#### Stated task:
Write out each line exactly as given. Leave the pictures out of your copy.

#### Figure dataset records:
******************************
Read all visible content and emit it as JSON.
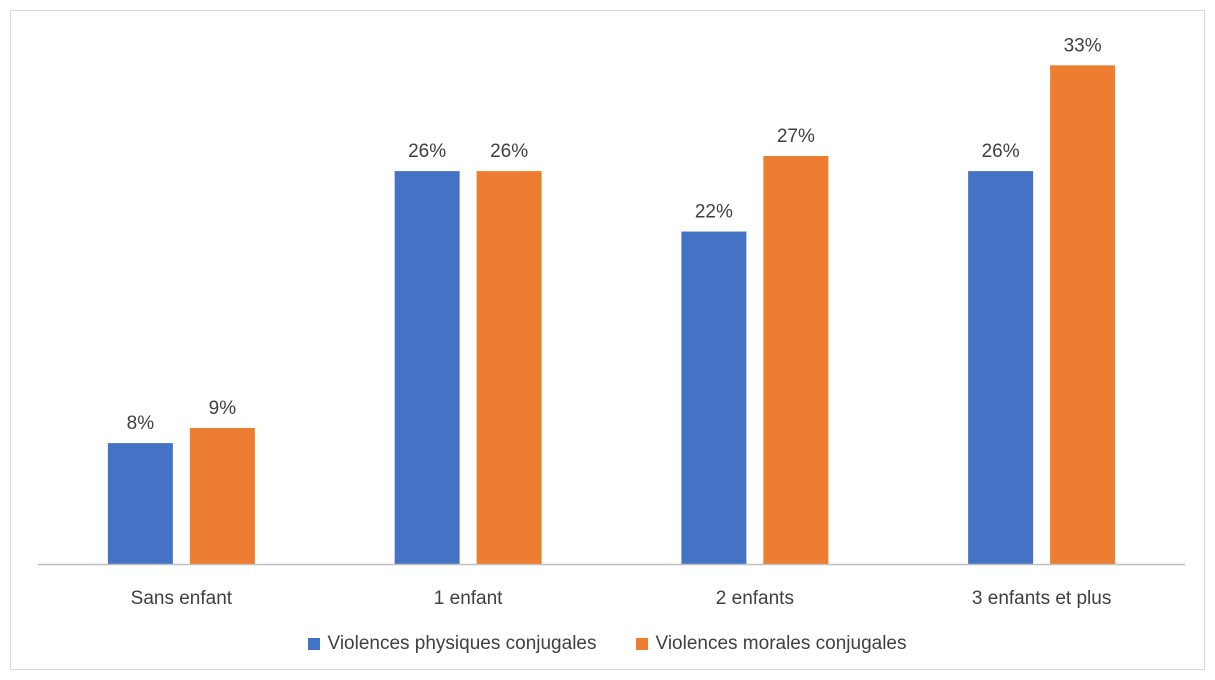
{
  "chart_data": {
    "type": "bar",
    "categories": [
      "Sans enfant",
      "1 enfant",
      "2 enfants",
      "3 enfants et plus"
    ],
    "series": [
      {
        "name": "Violences physiques conjugales",
        "values": [
          8,
          26,
          22,
          26
        ],
        "labels": [
          "8%",
          "26%",
          "22%",
          "26%"
        ],
        "color": "#4472C4"
      },
      {
        "name": "Violences morales conjugales",
        "values": [
          9,
          26,
          27,
          33
        ],
        "labels": [
          "9%",
          "26%",
          "27%",
          "33%"
        ],
        "color": "#ED7D31"
      }
    ],
    "ylim": [
      0,
      36
    ],
    "grid": false,
    "legend_position": "bottom",
    "axis_color": "#bfbfbf"
  }
}
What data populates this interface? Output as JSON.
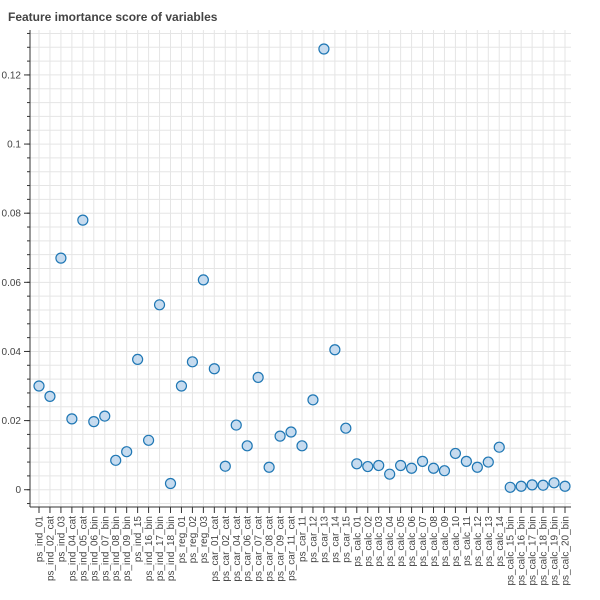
{
  "chart_data": {
    "type": "scatter",
    "title": "Feature imortance score of variables",
    "xlabel": "",
    "ylabel": "",
    "ylim": [
      -0.005,
      0.133
    ],
    "yticks": [
      0,
      0.02,
      0.04,
      0.06,
      0.08,
      0.1,
      0.12
    ],
    "ytick_labels": [
      "0",
      "0.02",
      "0.04",
      "0.06",
      "0.08",
      "0.1",
      "0.12"
    ],
    "grid": true,
    "marker": {
      "fill": "#c6dbef",
      "stroke": "#1f77b4"
    },
    "categories": [
      "ps_ind_01",
      "ps_ind_02_cat",
      "ps_ind_03",
      "ps_ind_04_cat",
      "ps_ind_05_cat",
      "ps_ind_06_bin",
      "ps_ind_07_bin",
      "ps_ind_08_bin",
      "ps_ind_09_bin",
      "ps_ind_15",
      "ps_ind_16_bin",
      "ps_ind_17_bin",
      "ps_ind_18_bin",
      "ps_reg_01",
      "ps_reg_02",
      "ps_reg_03",
      "ps_car_01_cat",
      "ps_car_02_cat",
      "ps_car_04_cat",
      "ps_car_06_cat",
      "ps_car_07_cat",
      "ps_car_08_cat",
      "ps_car_09_cat",
      "ps_car_11_cat",
      "ps_car_11",
      "ps_car_12",
      "ps_car_13",
      "ps_car_14",
      "ps_car_15",
      "ps_calc_01",
      "ps_calc_02",
      "ps_calc_03",
      "ps_calc_04",
      "ps_calc_05",
      "ps_calc_06",
      "ps_calc_07",
      "ps_calc_08",
      "ps_calc_09",
      "ps_calc_10",
      "ps_calc_11",
      "ps_calc_12",
      "ps_calc_13",
      "ps_calc_14",
      "ps_calc_15_bin",
      "ps_calc_16_bin",
      "ps_calc_17_bin",
      "ps_calc_18_bin",
      "ps_calc_19_bin",
      "ps_calc_20_bin"
    ],
    "values": [
      0.03,
      0.027,
      0.067,
      0.0205,
      0.078,
      0.0197,
      0.0213,
      0.0085,
      0.011,
      0.0377,
      0.0143,
      0.0535,
      0.0018,
      0.03,
      0.037,
      0.0607,
      0.035,
      0.0068,
      0.0187,
      0.0127,
      0.0325,
      0.0065,
      0.0155,
      0.0167,
      0.0127,
      0.026,
      0.1275,
      0.0405,
      0.0178,
      0.0075,
      0.0067,
      0.007,
      0.0045,
      0.007,
      0.0062,
      0.0082,
      0.0062,
      0.0055,
      0.0105,
      0.0082,
      0.0065,
      0.008,
      0.0123,
      0.0007,
      0.001,
      0.0014,
      0.0013,
      0.002,
      0.001
    ]
  }
}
******************************
#### Written response:
Read all visible content and emit it as JSON.
{
  "chart_data": {
    "type": "bar",
    "categories": [
      "Sans enfant",
      "1 enfant",
      "2 enfants",
      "3 enfants et plus"
    ],
    "series": [
      {
        "name": "Violences physiques conjugales",
        "values": [
          8,
          26,
          22,
          26
        ],
        "labels": [
          "8%",
          "26%",
          "22%",
          "26%"
        ],
        "color": "#4472C4"
      },
      {
        "name": "Violences morales conjugales",
        "values": [
          9,
          26,
          27,
          33
        ],
        "labels": [
          "9%",
          "26%",
          "27%",
          "33%"
        ],
        "color": "#ED7D31"
      }
    ],
    "ylim": [
      0,
      36
    ],
    "grid": false,
    "legend_position": "bottom",
    "axis_color": "#bfbfbf"
  }
}
What data populates this interface? Output as JSON.
{
  "chart_data": {
    "type": "scatter",
    "title": "Feature imortance score of variables",
    "xlabel": "",
    "ylabel": "",
    "ylim": [
      -0.005,
      0.133
    ],
    "yticks": [
      0,
      0.02,
      0.04,
      0.06,
      0.08,
      0.1,
      0.12
    ],
    "ytick_labels": [
      "0",
      "0.02",
      "0.04",
      "0.06",
      "0.08",
      "0.1",
      "0.12"
    ],
    "grid": true,
    "marker": {
      "fill": "#c6dbef",
      "stroke": "#1f77b4"
    },
    "categories": [
      "ps_ind_01",
      "ps_ind_02_cat",
      "ps_ind_03",
      "ps_ind_04_cat",
      "ps_ind_05_cat",
      "ps_ind_06_bin",
      "ps_ind_07_bin",
      "ps_ind_08_bin",
      "ps_ind_09_bin",
      "ps_ind_15",
      "ps_ind_16_bin",
      "ps_ind_17_bin",
      "ps_ind_18_bin",
      "ps_reg_01",
      "ps_reg_02",
      "ps_reg_03",
      "ps_car_01_cat",
      "ps_car_02_cat",
      "ps_car_04_cat",
      "ps_car_06_cat",
      "ps_car_07_cat",
      "ps_car_08_cat",
      "ps_car_09_cat",
      "ps_car_11_cat",
      "ps_car_11",
      "ps_car_12",
      "ps_car_13",
      "ps_car_14",
      "ps_car_15",
      "ps_calc_01",
      "ps_calc_02",
      "ps_calc_03",
      "ps_calc_04",
      "ps_calc_05",
      "ps_calc_06",
      "ps_calc_07",
      "ps_calc_08",
      "ps_calc_09",
      "ps_calc_10",
      "ps_calc_11",
      "ps_calc_12",
      "ps_calc_13",
      "ps_calc_14",
      "ps_calc_15_bin",
      "ps_calc_16_bin",
      "ps_calc_17_bin",
      "ps_calc_18_bin",
      "ps_calc_19_bin",
      "ps_calc_20_bin"
    ],
    "values": [
      0.03,
      0.027,
      0.067,
      0.0205,
      0.078,
      0.0197,
      0.0213,
      0.0085,
      0.011,
      0.0377,
      0.0143,
      0.0535,
      0.0018,
      0.03,
      0.037,
      0.0607,
      0.035,
      0.0068,
      0.0187,
      0.0127,
      0.0325,
      0.0065,
      0.0155,
      0.0167,
      0.0127,
      0.026,
      0.1275,
      0.0405,
      0.0178,
      0.0075,
      0.0067,
      0.007,
      0.0045,
      0.007,
      0.0062,
      0.0082,
      0.0062,
      0.0055,
      0.0105,
      0.0082,
      0.0065,
      0.008,
      0.0123,
      0.0007,
      0.001,
      0.0014,
      0.0013,
      0.002,
      0.001
    ]
  }
}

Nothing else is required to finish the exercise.